[begin Given entries]
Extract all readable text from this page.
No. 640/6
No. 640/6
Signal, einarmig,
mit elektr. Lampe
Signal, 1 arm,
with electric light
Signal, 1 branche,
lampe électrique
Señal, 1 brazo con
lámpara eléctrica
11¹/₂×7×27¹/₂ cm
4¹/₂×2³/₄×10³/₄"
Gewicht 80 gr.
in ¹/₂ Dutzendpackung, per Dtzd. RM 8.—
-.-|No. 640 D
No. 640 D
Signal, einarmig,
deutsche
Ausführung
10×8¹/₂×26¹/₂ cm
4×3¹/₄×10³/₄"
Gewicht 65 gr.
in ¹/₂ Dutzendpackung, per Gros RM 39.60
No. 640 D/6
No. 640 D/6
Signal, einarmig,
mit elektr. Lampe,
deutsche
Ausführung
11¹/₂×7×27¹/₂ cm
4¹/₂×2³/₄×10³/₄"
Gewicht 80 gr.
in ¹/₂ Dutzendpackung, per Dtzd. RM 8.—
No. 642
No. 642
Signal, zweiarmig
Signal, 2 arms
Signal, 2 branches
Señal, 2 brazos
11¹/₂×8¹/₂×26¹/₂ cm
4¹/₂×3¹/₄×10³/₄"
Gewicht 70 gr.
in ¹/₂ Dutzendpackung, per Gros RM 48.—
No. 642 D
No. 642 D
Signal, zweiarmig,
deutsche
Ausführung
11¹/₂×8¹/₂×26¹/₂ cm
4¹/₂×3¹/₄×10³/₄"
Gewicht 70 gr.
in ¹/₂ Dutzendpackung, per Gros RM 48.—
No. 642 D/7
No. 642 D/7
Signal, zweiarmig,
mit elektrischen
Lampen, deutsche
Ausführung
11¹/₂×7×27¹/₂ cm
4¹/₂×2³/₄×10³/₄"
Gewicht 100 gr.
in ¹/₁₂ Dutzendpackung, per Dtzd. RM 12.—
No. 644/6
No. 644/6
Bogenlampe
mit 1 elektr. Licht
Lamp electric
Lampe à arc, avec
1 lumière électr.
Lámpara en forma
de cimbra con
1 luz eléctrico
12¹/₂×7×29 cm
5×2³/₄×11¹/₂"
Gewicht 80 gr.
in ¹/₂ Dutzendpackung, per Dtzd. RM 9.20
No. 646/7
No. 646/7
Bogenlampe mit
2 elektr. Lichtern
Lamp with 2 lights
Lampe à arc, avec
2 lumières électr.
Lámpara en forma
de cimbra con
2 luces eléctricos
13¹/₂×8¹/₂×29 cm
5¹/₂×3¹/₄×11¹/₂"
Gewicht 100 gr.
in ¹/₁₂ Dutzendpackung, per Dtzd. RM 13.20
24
[end Given entries]
The problem: Each line in the listing above that contains "Signal" should be copied.

Result of the exercise:
Signal, einarmig,
Signal, 1 arm,
Signal, 1 branche,
Signal, einarmig,
Signal, einarmig,
Signal, zweiarmig
Signal, 2 arms
Signal, 2 branches
Signal, zweiarmig,
Signal, zweiarmig,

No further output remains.